— RECORDS FOR THIS EXERCISE —
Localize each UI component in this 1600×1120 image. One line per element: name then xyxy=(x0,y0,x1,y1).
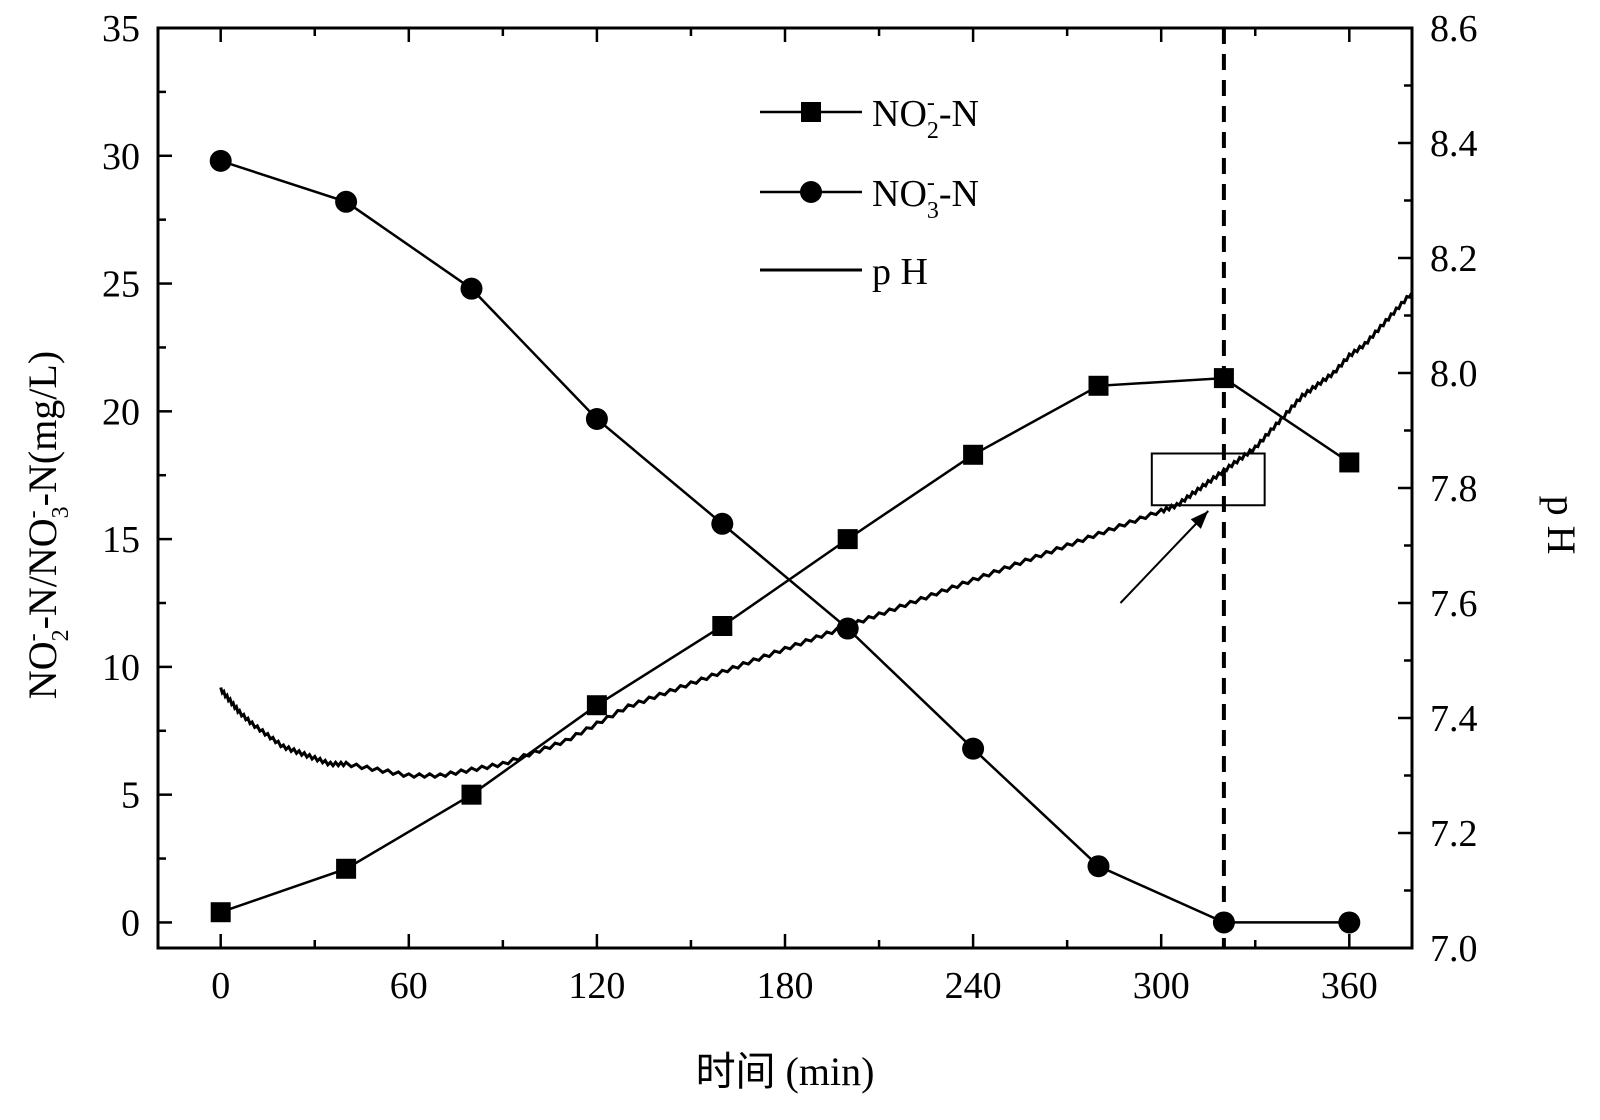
y-left-tick-label: 25 xyxy=(102,264,140,306)
legend-square-marker xyxy=(801,102,821,122)
x-tick-label: 240 xyxy=(945,965,1002,1007)
legend-circle-marker xyxy=(800,181,822,203)
y-right-tick-label: 7.0 xyxy=(1430,928,1478,970)
no3-point xyxy=(962,737,985,760)
no2-point xyxy=(1088,375,1109,396)
no2-point xyxy=(336,858,357,879)
no3-point xyxy=(460,277,483,300)
no2-point xyxy=(210,902,231,923)
y-right-tick-label: 7.8 xyxy=(1430,468,1478,510)
y-right-tick-label: 8.4 xyxy=(1430,123,1478,165)
no3-point xyxy=(1212,911,1235,934)
x-tick-label: 120 xyxy=(568,965,625,1007)
no3-point xyxy=(335,190,358,213)
no3-series-line xyxy=(220,159,1350,924)
y-left-tick-label: 35 xyxy=(102,8,140,50)
no2-point xyxy=(963,444,984,465)
no2-point xyxy=(1213,368,1234,389)
y-right-axis-title: p H xyxy=(1539,496,1584,555)
x-tick-label: 360 xyxy=(1321,965,1378,1007)
y-left-tick-label: 20 xyxy=(102,391,140,433)
y-left-tick-label: 30 xyxy=(102,136,140,178)
no2-point xyxy=(586,695,607,716)
x-tick-label: 0 xyxy=(211,965,230,1007)
no3-point xyxy=(1087,855,1110,878)
legend-label: p H xyxy=(872,251,928,293)
arrow-head xyxy=(1190,511,1209,529)
annotations xyxy=(1119,28,1266,948)
no3-point xyxy=(836,617,859,640)
y-right-tick-label: 7.4 xyxy=(1430,698,1478,740)
arrow-shaft xyxy=(1119,510,1209,604)
no2-point xyxy=(1339,452,1360,473)
y-left-tick-label: 0 xyxy=(121,902,140,944)
y-right-tick-label: 7.2 xyxy=(1430,813,1478,855)
x-tick-label: 60 xyxy=(390,965,428,1007)
no2-point xyxy=(712,616,733,636)
x-axis-title: 时间 (min) xyxy=(696,1049,875,1094)
legend-label: NO-2-N xyxy=(872,90,979,144)
no3-point xyxy=(209,149,232,172)
y-left-tick-label: 5 xyxy=(121,775,140,817)
series-group xyxy=(209,149,1414,934)
legend: NO-2-N NO-3-N p H xyxy=(760,90,979,293)
y-right-tick-label: 8.0 xyxy=(1430,353,1478,395)
no3-point xyxy=(1338,911,1361,934)
x-tick-label: 300 xyxy=(1133,965,1190,1007)
y-right-tick-label: 8.6 xyxy=(1430,8,1478,50)
no2-point xyxy=(461,784,482,805)
y-left-tick-label: 15 xyxy=(102,519,140,561)
ticks: 0 60 120 180 240 300 360 0 5 10 15 20 25 30 35 7.0 7.2 7.… xyxy=(102,8,1478,1007)
no2-point xyxy=(837,529,858,550)
y-right-tick-label: 7.6 xyxy=(1430,583,1478,625)
y-right-tick-label: 8.2 xyxy=(1430,238,1478,280)
y-left-tick-label: 10 xyxy=(102,647,140,689)
highlight-box xyxy=(1150,452,1266,507)
y-left-axis-title: NO-2-N/NO-3-N(mg/L) xyxy=(20,351,74,699)
no3-point xyxy=(585,408,608,430)
ph-series-line xyxy=(219,291,1414,779)
no3-point xyxy=(711,512,734,535)
x-tick-label: 180 xyxy=(757,965,814,1007)
no2-series-line xyxy=(220,376,1350,914)
legend-label: NO-3-N xyxy=(872,170,979,224)
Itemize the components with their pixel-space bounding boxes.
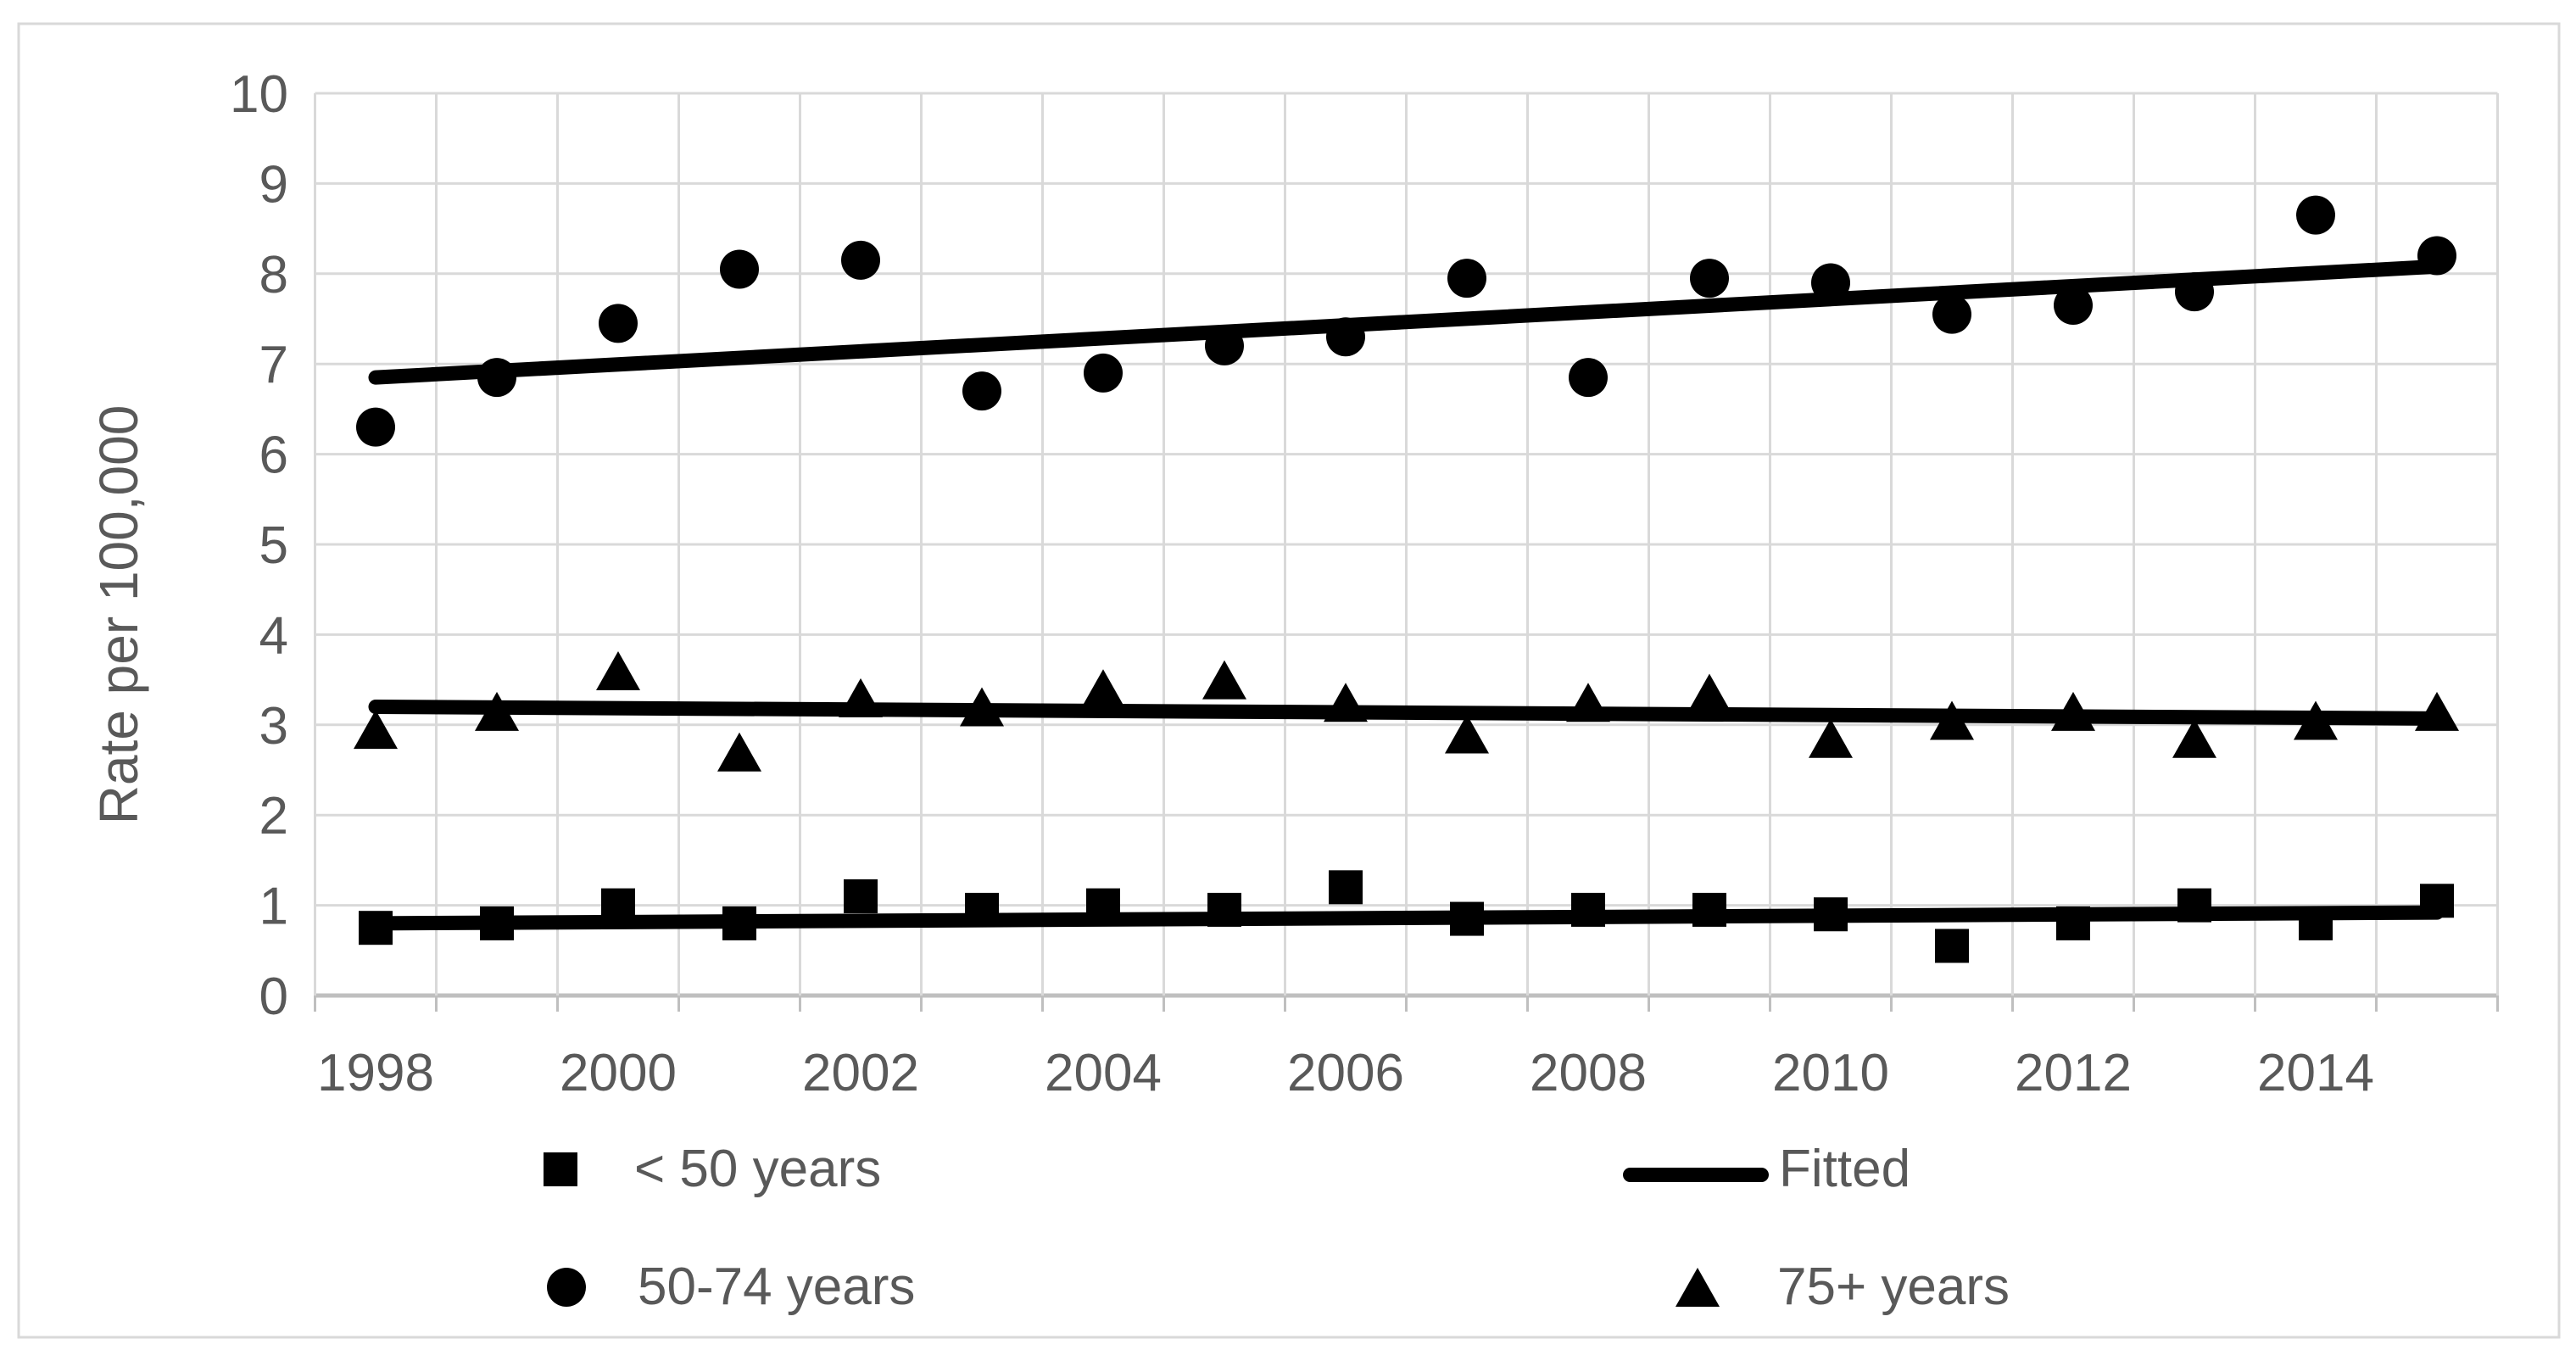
data-point-triangle[interactable] xyxy=(2172,718,2216,758)
data-point-circle[interactable] xyxy=(1569,358,1608,398)
y-tick-label: 3 xyxy=(259,697,288,756)
legend-label-50-74: 50-74 years xyxy=(638,1258,916,1316)
data-point-circle[interactable] xyxy=(720,249,759,289)
legend-item-50-74[interactable]: 50-74 years xyxy=(547,1261,915,1314)
triangle-marker-icon xyxy=(1676,1268,1720,1307)
y-tick-label: 4 xyxy=(259,606,288,665)
legend-label-75plus: 75+ years xyxy=(1777,1258,2010,1316)
data-point-triangle[interactable] xyxy=(596,650,640,690)
legend-row-1b: Fitted xyxy=(1623,1143,1910,1196)
data-point-triangle[interactable] xyxy=(1809,718,1853,758)
data-point-circle[interactable] xyxy=(356,407,395,447)
data-point-square[interactable] xyxy=(1329,870,1363,905)
data-point-triangle[interactable] xyxy=(717,732,761,772)
fitted-trendline xyxy=(368,259,2445,385)
y-tick-label: 5 xyxy=(259,516,288,575)
legend-row-1: < 50 years xyxy=(544,1143,881,1196)
data-point-square[interactable] xyxy=(844,879,878,913)
y-tick-label: 0 xyxy=(259,968,288,1026)
legend-label-fitted: Fitted xyxy=(1779,1140,1911,1198)
data-point-triangle[interactable] xyxy=(1445,714,1489,754)
x-tick-label: 2004 xyxy=(1045,1044,1162,1102)
y-tick-label: 10 xyxy=(230,65,288,124)
data-point-circle[interactable] xyxy=(841,240,880,280)
data-point-triangle[interactable] xyxy=(1687,673,1731,713)
x-tick-label: 2010 xyxy=(1772,1044,1889,1102)
y-tick-label: 7 xyxy=(259,336,288,394)
legend-row-2b: 75+ years xyxy=(1676,1261,2010,1314)
data-point-triangle[interactable] xyxy=(1202,660,1246,700)
data-point-circle[interactable] xyxy=(1932,294,1971,334)
legend-item-75plus[interactable]: 75+ years xyxy=(1676,1261,2010,1314)
legend-item-lt50[interactable]: < 50 years xyxy=(544,1143,881,1196)
x-tick-label: 1998 xyxy=(317,1044,434,1102)
data-point-circle[interactable] xyxy=(1447,259,1486,298)
x-tick-label: 2008 xyxy=(1530,1044,1647,1102)
x-tick-label: 2014 xyxy=(2257,1044,2374,1102)
y-tick-label: 8 xyxy=(259,246,288,304)
data-point-triangle[interactable] xyxy=(354,710,398,750)
data-point-circle[interactable] xyxy=(962,371,1001,411)
data-point-circle[interactable] xyxy=(1690,259,1729,298)
fitted-trendline xyxy=(368,700,2445,726)
x-tick-label: 2006 xyxy=(1287,1044,1404,1102)
legend-row-2: 50-74 years xyxy=(547,1261,915,1314)
legend-label-lt50: < 50 years xyxy=(634,1140,882,1198)
y-tick-label: 2 xyxy=(259,787,288,845)
x-tick-label: 2012 xyxy=(2015,1044,2132,1102)
data-point-square[interactable] xyxy=(1935,929,1969,963)
y-axis-title: Rate per 100,000 xyxy=(88,405,149,825)
data-point-triangle[interactable] xyxy=(1081,669,1125,709)
y-tick-label: 6 xyxy=(259,427,288,485)
y-tick-label: 9 xyxy=(259,155,288,214)
circle-marker-icon xyxy=(547,1268,586,1307)
x-tick-label: 2002 xyxy=(802,1044,919,1102)
data-point-circle[interactable] xyxy=(1084,353,1123,393)
fitted-trendline xyxy=(368,905,2445,931)
x-tick-label: 2000 xyxy=(560,1044,677,1102)
y-tick-label: 1 xyxy=(259,878,288,936)
square-marker-icon xyxy=(544,1152,577,1186)
data-point-circle[interactable] xyxy=(599,304,638,343)
fitted-line-icon xyxy=(1623,1167,1769,1182)
data-point-circle[interactable] xyxy=(2054,286,2093,326)
data-point-circle[interactable] xyxy=(2296,195,2335,235)
chart-border xyxy=(17,22,2561,1339)
legend-item-fitted[interactable]: Fitted xyxy=(1623,1143,1910,1196)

— WHAT IS REQUIRED —
Please copy the lines of the material above word for word, from the line with "y-left-tick-label: 25 xyxy=(102,264,140,306)" to the line with "x-tick-label: 120 xyxy=(568,965,625,1007)", including both of those lines.

— IN RESPONSE —
y-left-tick-label: 25 xyxy=(102,264,140,306)
legend-square-marker xyxy=(801,102,821,122)
x-tick-label: 240 xyxy=(945,965,1002,1007)
legend-circle-marker xyxy=(800,181,822,203)
y-right-tick-label: 7.0 xyxy=(1430,928,1478,970)
no3-point xyxy=(962,737,985,760)
no2-point xyxy=(1088,375,1109,396)
no2-point xyxy=(336,858,357,879)
no3-point xyxy=(460,277,483,300)
no2-point xyxy=(210,902,231,923)
y-right-tick-label: 7.8 xyxy=(1430,468,1478,510)
y-right-tick-label: 8.4 xyxy=(1430,123,1478,165)
no3-point xyxy=(1212,911,1235,934)
x-tick-label: 120 xyxy=(568,965,625,1007)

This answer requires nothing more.